> THE EXERCISE
Convert the rows below into a JSON list of strings, with one string per line and no blank lines. Leave the pictures out of the list.

> SUPPLIED DATA
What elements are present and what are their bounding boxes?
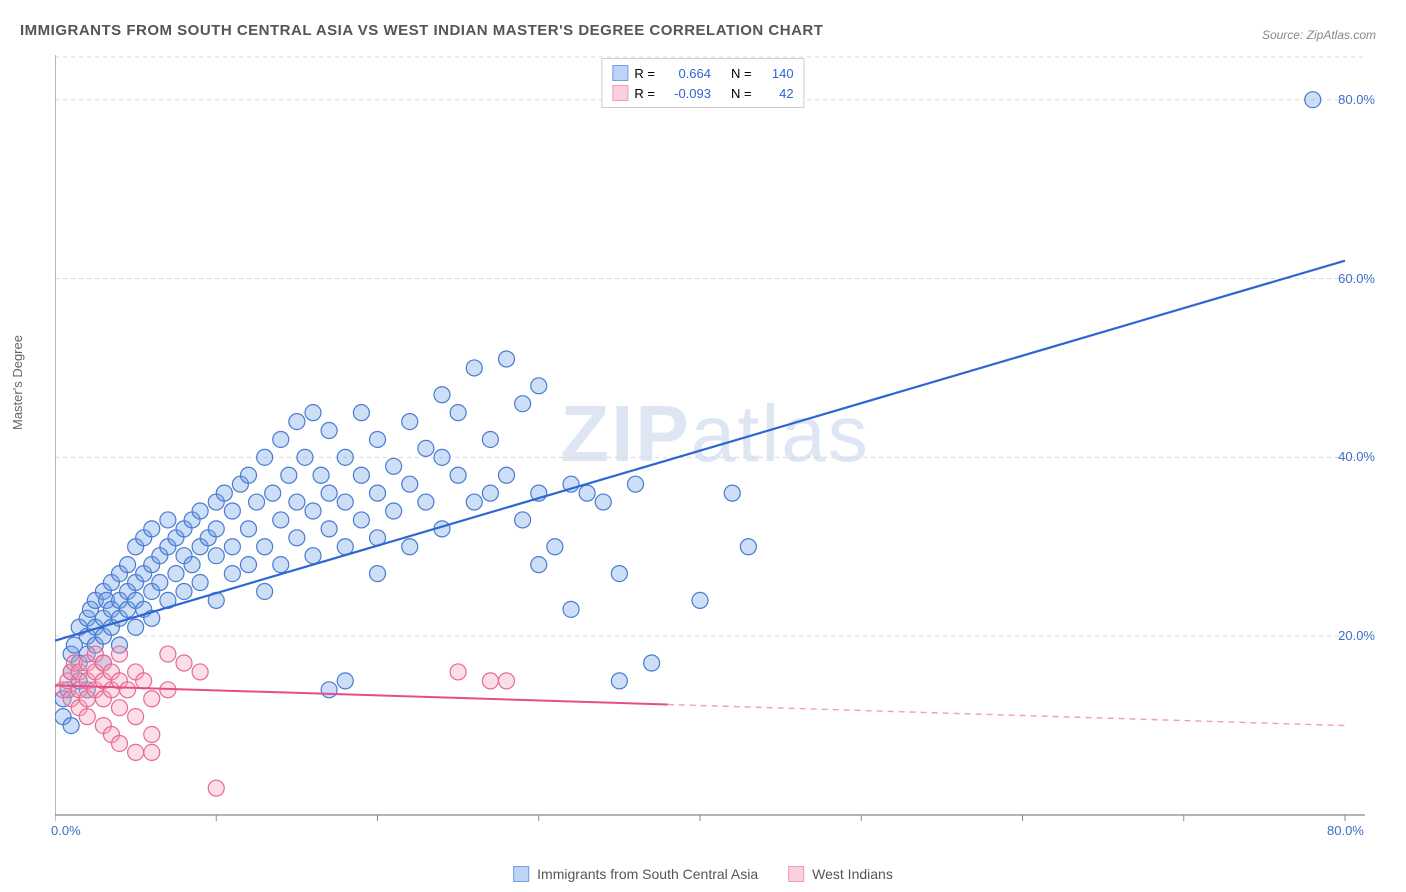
x-tick-label: 80.0%	[1327, 823, 1364, 838]
legend-r-value-1: -0.093	[661, 86, 711, 101]
x-tick-label: 0.0%	[51, 823, 81, 838]
legend-swatch-series-0	[513, 866, 529, 882]
legend-r-label: R =	[634, 86, 655, 101]
legend-swatch-series-1	[788, 866, 804, 882]
chart-area: ZIPatlas 20.0%40.0%60.0%80.0%0.0%80.0%	[55, 55, 1375, 845]
y-tick-label: 20.0%	[1338, 628, 1375, 643]
legend-label-series-0: Immigrants from South Central Asia	[537, 866, 758, 882]
y-tick-label: 60.0%	[1338, 271, 1375, 286]
chart-title: IMMIGRANTS FROM SOUTH CENTRAL ASIA VS WE…	[20, 22, 823, 39]
legend-series: Immigrants from South Central Asia West …	[513, 866, 893, 882]
y-axis-label: Master's Degree	[10, 335, 25, 430]
legend-n-label: N =	[731, 86, 752, 101]
y-tick-label: 40.0%	[1338, 449, 1375, 464]
legend-n-value-1: 42	[758, 86, 794, 101]
legend-n-label: N =	[731, 66, 752, 81]
legend-swatch-series-1	[612, 85, 628, 101]
legend-n-value-0: 140	[758, 66, 794, 81]
legend-swatch-series-0	[612, 65, 628, 81]
scatter-plot	[55, 55, 1375, 845]
source-attribution: Source: ZipAtlas.com	[1262, 28, 1376, 42]
legend-correlation: R = 0.664 N = 140 R = -0.093 N = 42	[601, 58, 804, 108]
legend-r-value-0: 0.664	[661, 66, 711, 81]
legend-label-series-1: West Indians	[812, 866, 893, 882]
legend-r-label: R =	[634, 66, 655, 81]
y-tick-label: 80.0%	[1338, 92, 1375, 107]
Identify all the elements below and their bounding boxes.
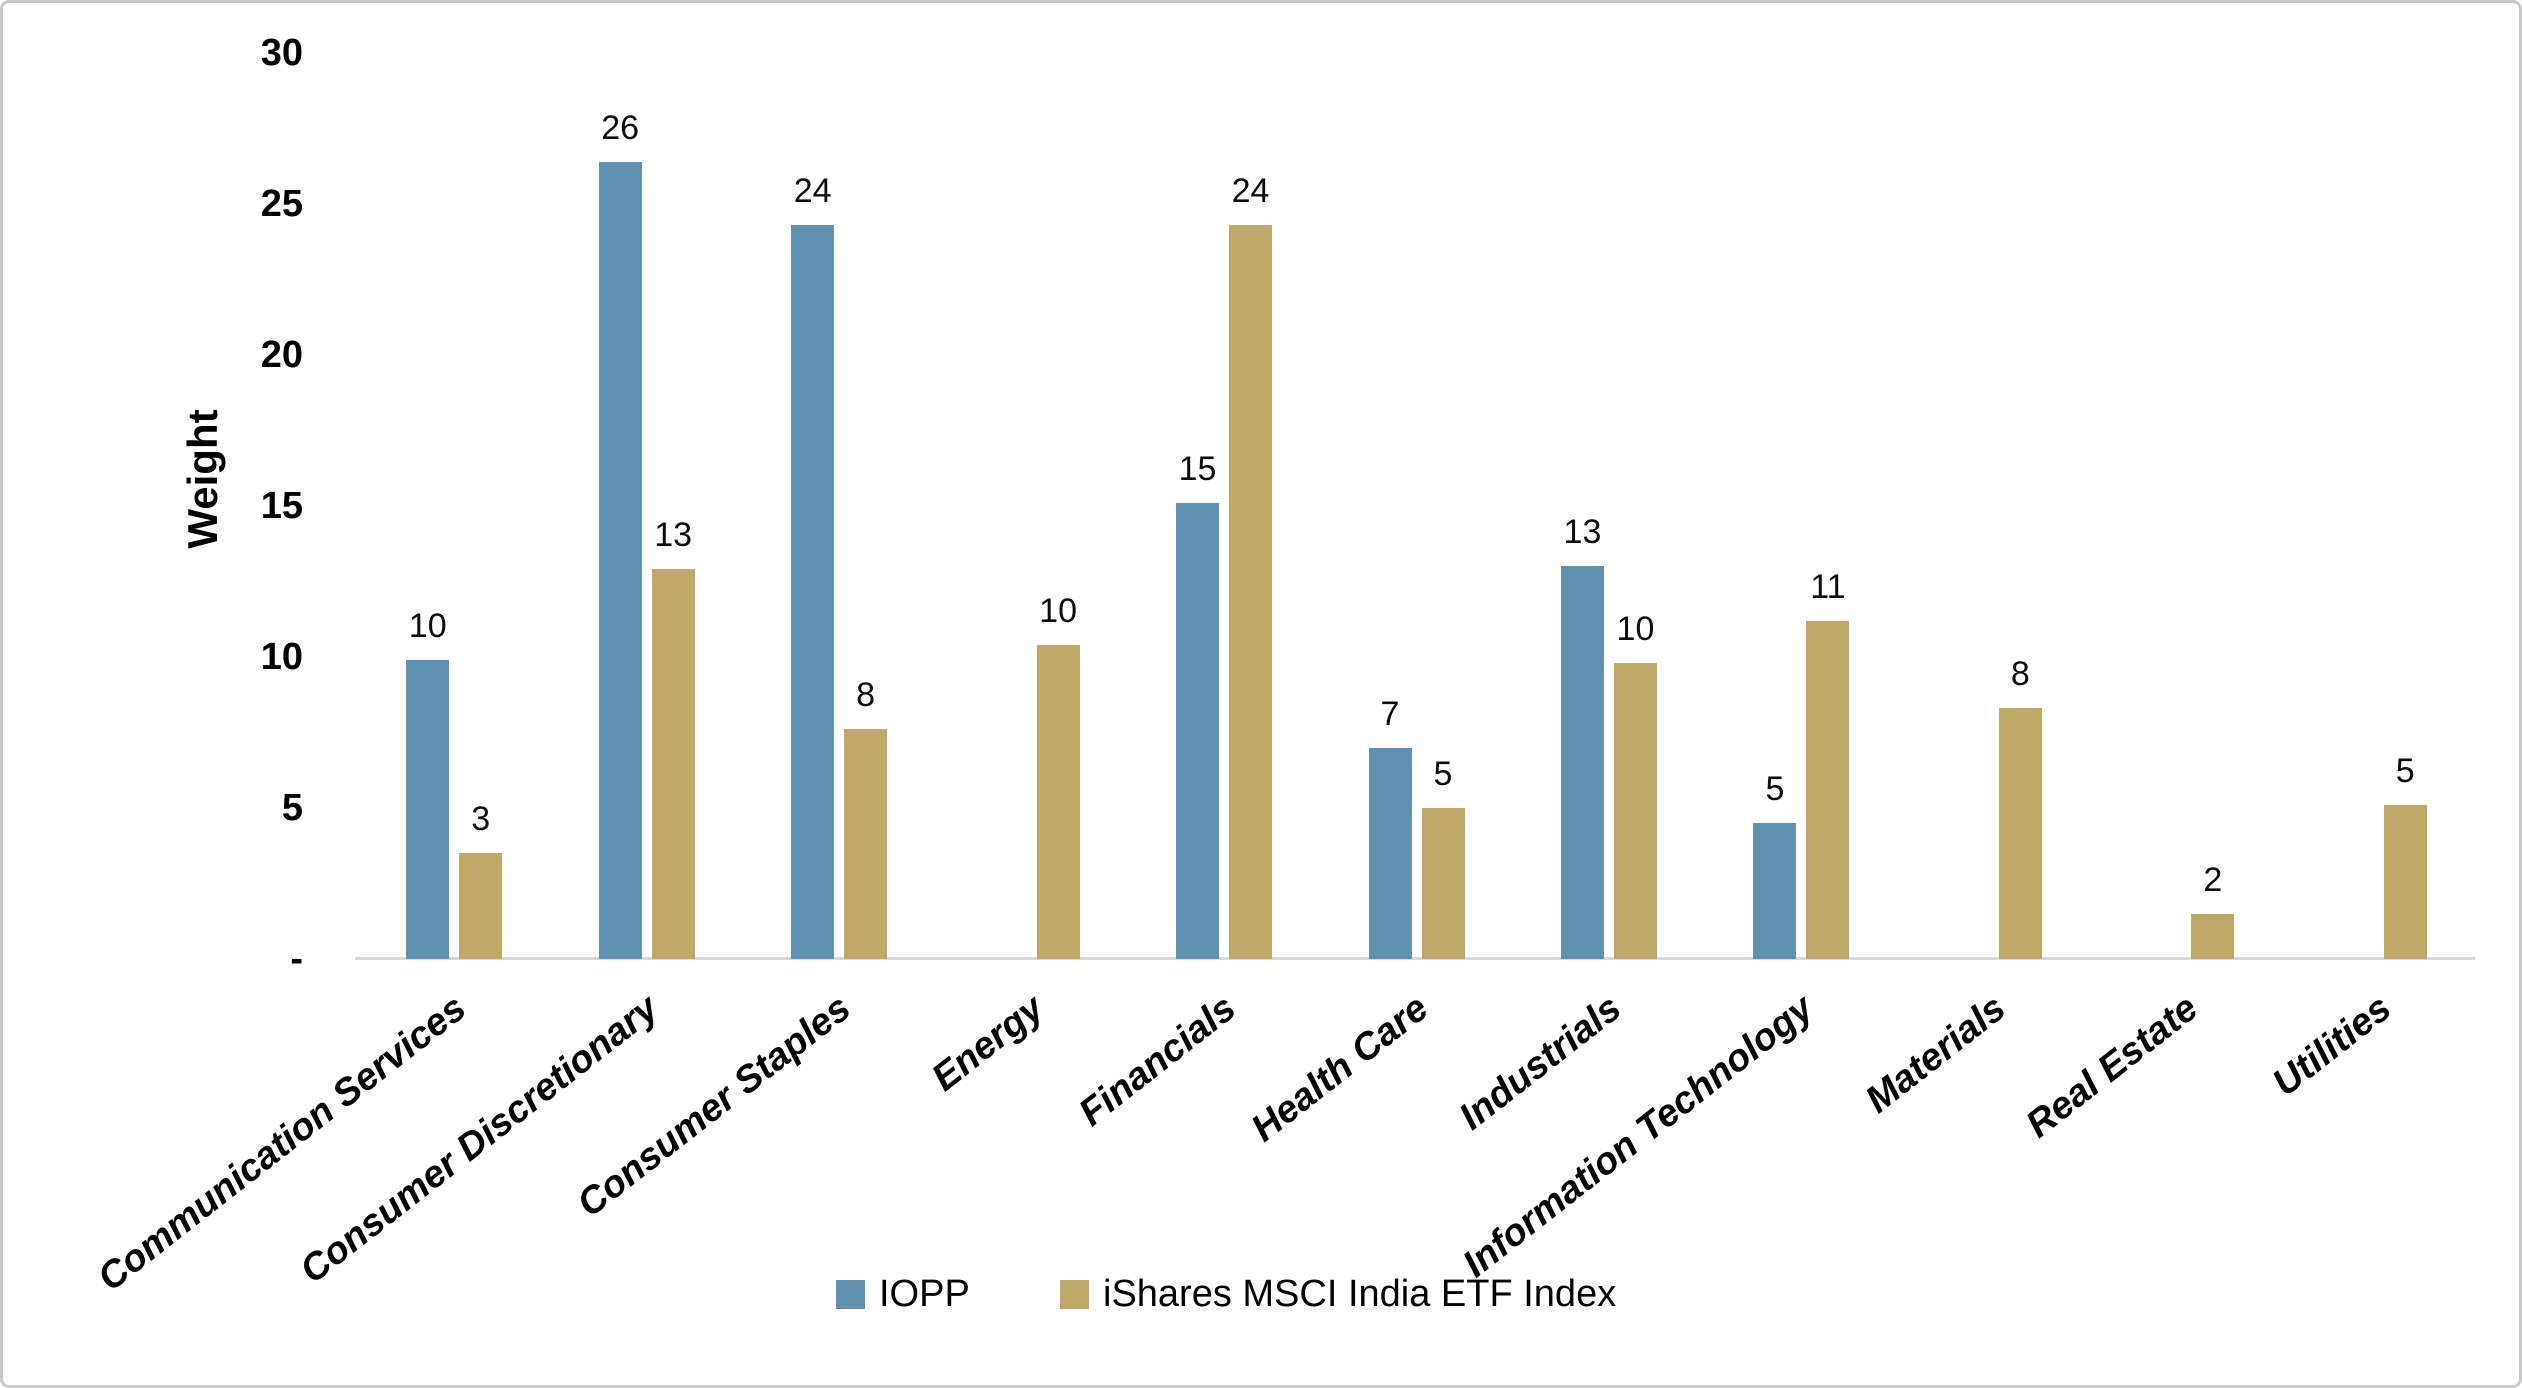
y-tick-15: 15 — [260, 485, 303, 527]
data-label-ishares-msci-india-etf-index-communication-services: 3 — [471, 800, 491, 838]
x-label-utilities: Utilities — [2264, 987, 2399, 1105]
x-axis-line — [355, 957, 2475, 960]
bar-iopp-health-care — [1368, 748, 1412, 959]
x-label-health-care: Health Care — [1244, 987, 1437, 1151]
data-label-ishares-msci-india-etf-index-industrials: 10 — [1616, 610, 1655, 648]
y-tick-30: 30 — [260, 32, 303, 74]
y-tick-25: 25 — [260, 183, 303, 225]
y-tick-5: 5 — [281, 787, 303, 829]
bar-ishares-msci-india-etf-index-financials — [1229, 225, 1273, 959]
bar-ishares-msci-india-etf-index-utilities — [2383, 805, 2427, 959]
y-tick-0: - — [290, 938, 303, 980]
data-label-iopp-financials: 15 — [1178, 450, 1217, 488]
bar-iopp-industrials — [1560, 566, 1604, 959]
data-label-iopp-industrials: 13 — [1563, 513, 1602, 551]
data-label-ishares-msci-india-etf-index-information-technology: 11 — [1810, 568, 1846, 606]
bar-ishares-msci-india-etf-index-materials — [1998, 708, 2042, 959]
bar-ishares-msci-india-etf-index-consumer-discretionary — [651, 569, 695, 959]
bar-iopp-financials — [1176, 503, 1220, 959]
bar-ishares-msci-india-etf-index-real-estate — [2191, 914, 2235, 959]
bar-iopp-information-technology — [1753, 823, 1797, 959]
y-tick-20: 20 — [260, 334, 303, 376]
data-label-ishares-msci-india-etf-index-real-estate: 2 — [2203, 861, 2223, 899]
bar-ishares-msci-india-etf-index-industrials — [1613, 663, 1657, 959]
data-label-ishares-msci-india-etf-index-consumer-staples: 8 — [856, 676, 876, 714]
data-label-ishares-msci-india-etf-index-materials: 8 — [2010, 655, 2030, 693]
x-label-real-estate: Real Estate — [2018, 987, 2207, 1147]
bar-ishares-msci-india-etf-index-consumer-staples — [844, 729, 888, 959]
x-label-consumer-discretionary: Consumer Discretionary — [292, 987, 667, 1292]
data-label-ishares-msci-india-etf-index-utilities: 5 — [2395, 752, 2415, 790]
data-label-iopp-health-care: 7 — [1380, 695, 1400, 733]
legend-label-iopp: IOPP — [879, 1273, 970, 1315]
data-label-iopp-consumer-discretionary: 26 — [601, 109, 640, 147]
legend-item-ishares: iShares MSCI India ETF Index — [1060, 1273, 1616, 1316]
legend-item-iopp: IOPP — [836, 1273, 970, 1316]
bar-iopp-consumer-staples — [791, 225, 835, 959]
legend-label-ishares: iShares MSCI India ETF Index — [1103, 1273, 1617, 1315]
data-label-ishares-msci-india-etf-index-consumer-discretionary: 13 — [654, 516, 693, 554]
data-label-iopp-consumer-staples: 24 — [793, 172, 832, 210]
data-label-iopp-communication-services: 10 — [408, 607, 447, 645]
x-label-industrials: Industrials — [1451, 987, 1629, 1139]
bar-ishares-msci-india-etf-index-health-care — [1421, 808, 1465, 959]
x-label-information-technology: Information Technology — [1455, 987, 1822, 1286]
x-label-materials: Materials — [1858, 987, 2014, 1122]
bar-ishares-msci-india-etf-index-communication-services — [459, 853, 503, 959]
data-label-ishares-msci-india-etf-index-energy: 10 — [1039, 592, 1077, 630]
legend-swatch-ishares — [1060, 1280, 1089, 1309]
x-label-communication-services: Communication Services — [90, 987, 475, 1300]
legend-swatch-iopp — [836, 1280, 865, 1309]
data-label-ishares-msci-india-etf-index-health-care: 5 — [1433, 755, 1453, 793]
x-label-financials: Financials — [1071, 987, 1244, 1135]
y-tick-10: 10 — [260, 636, 303, 678]
x-label-energy: Energy — [924, 987, 1052, 1100]
bar-ishares-msci-india-etf-index-information-technology — [1806, 621, 1850, 959]
data-label-ishares-msci-india-etf-index-financials: 24 — [1231, 172, 1270, 210]
bar-ishares-msci-india-etf-index-energy — [1036, 645, 1080, 959]
bar-iopp-consumer-discretionary — [598, 162, 642, 959]
data-label-iopp-information-technology: 5 — [1765, 770, 1785, 808]
bar-iopp-communication-services — [406, 660, 450, 959]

> PROBLEM SOLUTION
[
  "What elements are present and what are their bounding boxes?",
  "x-tick-label: 80.0%\t[1327, 823, 1364, 838]",
  "legend-r-value-1: -0.093\t[661, 86, 711, 101]",
  "x-tick-label: 0.0%\t[51, 823, 81, 838]",
  "legend-swatch-series-0\t[513, 866, 529, 882]",
  "legend-r-label: R =\t[634, 86, 655, 101]",
  "legend-swatch-series-1\t[788, 866, 804, 882]",
  "chart-area: ZIPatlas 20.0%40.0%60.0%80.0%0.0%80.0%\t[55, 55, 1375, 845]",
  "y-tick-label: 20.0%\t[1338, 628, 1375, 643]",
  "legend-label-series-0: Immigrants from South Central Asia\t[537, 866, 758, 882]",
  "y-tick-label: 60.0%\t[1338, 271, 1375, 286]",
  "chart-title: IMMIGRANTS FROM SOUTH CENTRAL ASIA VS WE…\t[20, 22, 823, 39]",
  "legend-series: Immigrants from South Central Asia West …\t[513, 866, 893, 882]",
  "y-axis-label: Master's Degree\t[10, 335, 25, 430]",
  "legend-n-label: N =\t[731, 86, 752, 101]",
  "y-tick-label: 40.0%\t[1338, 449, 1375, 464]",
  "legend-n-value-1: 42\t[758, 86, 794, 101]",
  "legend-n-label: N =\t[731, 66, 752, 81]",
  "legend-swatch-series-1\t[612, 85, 628, 101]",
  "legend-n-value-0: 140\t[758, 66, 794, 81]",
  "legend-swatch-series-0\t[612, 65, 628, 81]",
  "scatter-plot\t[55, 55, 1375, 845]",
  "source-attribution: Source: ZipAtlas.com\t[1262, 28, 1376, 42]",
  "legend-correlation: R = 0.664 N = 140 R = -0.093 N = 42\t[601, 58, 804, 108]",
  "legend-r-value-0: 0.664\t[661, 66, 711, 81]",
  "legend-label-series-1: West Indians\t[812, 866, 893, 882]",
  "legend-r-label: R =\t[634, 66, 655, 81]",
  "y-tick-label: 80.0%\t[1338, 92, 1375, 107]",
  "Identify all the elements below and their bounding boxes.",
  "y-tick-15: 15 — [260, 485, 303, 527]",
  "data-label-ishares-msci-india-etf-index-communication-services: 3 — [471, 800, 491, 838]",
  "x-label-utilities: Utilities — [2264, 987, 2399, 1105]",
  "x-axis-line — [355, 957, 2475, 960]",
  "bar-iopp-health-care — [1368, 748, 1412, 959]",
  "x-label-health-care: Health Care — [1244, 987, 1437, 1151]",
  "data-label-ishares-msci-india-etf-index-industrials: 10 — [1616, 610, 1655, 648]",
  "y-tick-30: 30 — [260, 32, 303, 74]",
  "y-tick-25: 25 — [260, 183, 303, 225]",
  "y-tick-5: 5 — [281, 787, 303, 829]",
  "bar-ishares-msci-india-etf-index-financials — [1229, 225, 1273, 959]",
  "bar-ishares-msci-india-etf-index-utilities — [2383, 805, 2427, 959]",
  "y-tick-0: - — [290, 938, 303, 980]",
  "data-label-iopp-financials: 15 — [1178, 450, 1217, 488]",
  "bar-iopp-industrials — [1560, 566, 1604, 959]",
  "data-label-iopp-industrials: 13 — [1563, 513, 1602, 551]",
  "data-label-ishares-msci-india-etf-index-information-technology: 11 — [1810, 568, 1846, 606]",
  "bar-ishares-msci-india-etf-index-materials — [1998, 708, 2042, 959]",
  "bar-ishares-msci-india-etf-index-consumer-discretionary — [651, 569, 695, 959]",
  "bar-iopp-financials — [1176, 503, 1220, 959]",
  "bar-ishares-msci-india-etf-index-real-estate — [2191, 914, 2235, 959]",
  "bar-iopp-information-technology — [1753, 823, 1797, 959]",
  "y-tick-20: 20 — [260, 334, 303, 376]",
  "data-label-ishares-msci-india-etf-index-real-estate: 2 — [2203, 861, 2223, 899]",
  "bar-ishares-msci-india-etf-index-industrials — [1613, 663, 1657, 959]",
  "data-label-ishares-msci-india-etf-index-consumer-staples: 8 — [856, 676, 876, 714]",
  "data-label-ishares-msci-india-etf-index-materials: 8 — [2010, 655, 2030, 693]",
  "x-label-real-estate: Real Estate — [2018, 987, 2207, 1147]",
  "bar-ishares-msci-india-etf-index-consumer-staples — [844, 729, 888, 959]",
  "x-label-consumer-discretionary: Consumer Discretionary — [292, 987, 667, 1292]",
  "data-label-ishares-msci-india-etf-index-utilities: 5 — [2395, 752, 2415, 790]",
  "data-label-iopp-health-care: 7 — [1380, 695, 1400, 733]",
  "legend-label-iopp: IOPP — [879, 1273, 970, 1315]",
  "data-label-iopp-consumer-discretionary: 26 — [601, 109, 640, 147]",
  "legend-item-ishares: iShares MSCI India ETF Index — [1060, 1273, 1616, 1316]",
  "legend-item-iopp: IOPP — [836, 1273, 970, 1316]",
  "bar-iopp-consumer-staples — [791, 225, 835, 959]",
  "legend-label-ishares: iShares MSCI India ETF Index — [1103, 1273, 1617, 1315]",
  "data-label-ishares-msci-india-etf-index-consumer-discretionary: 13 — [654, 516, 693, 554]",
  "data-label-iopp-consumer-staples: 24 — [793, 172, 832, 210]",
  "data-label-iopp-communication-services: 10 — [408, 607, 447, 645]",
  "x-label-industrials: Industrials — [1451, 987, 1629, 1139]",
  "bar-ishares-msci-india-etf-index-health-care — [1421, 808, 1465, 959]",
  "x-label-information-technology: Information Technology — [1455, 987, 1822, 1286]",
  "x-label-materials: Materials — [1858, 987, 2014, 1122]",
  "bar-ishares-msci-india-etf-index-communication-services — [459, 853, 503, 959]",
  "data-label-ishares-msci-india-etf-index-energy: 10 — [1039, 592, 1077, 630]",
  "legend-swatch-ishares — [1060, 1280, 1089, 1309]",
  "x-label-communication-services: Communication Services — [90, 987, 475, 1300]",
  "legend-swatch-iopp — [836, 1280, 865, 1309]",
  "data-label-ishares-msci-india-etf-index-health-care: 5 — [1433, 755, 1453, 793]",
  "x-label-financials: Financials — [1071, 987, 1244, 1135]",
  "y-tick-10: 10 — [260, 636, 303, 678]",
  "x-label-energy: Energy — [924, 987, 1052, 1100]",
  "bar-ishares-msci-india-etf-index-information-technology — [1806, 621, 1850, 959]",
  "data-label-ishares-msci-india-etf-index-financials: 24 — [1231, 172, 1270, 210]",
  "bar-ishares-msci-india-etf-index-energy — [1036, 645, 1080, 959]",
  "bar-iopp-consumer-discretionary — [598, 162, 642, 959]",
  "data-label-iopp-information-technology: 5 — [1765, 770, 1785, 808]",
  "bar-iopp-communication-services — [406, 660, 450, 959]"
]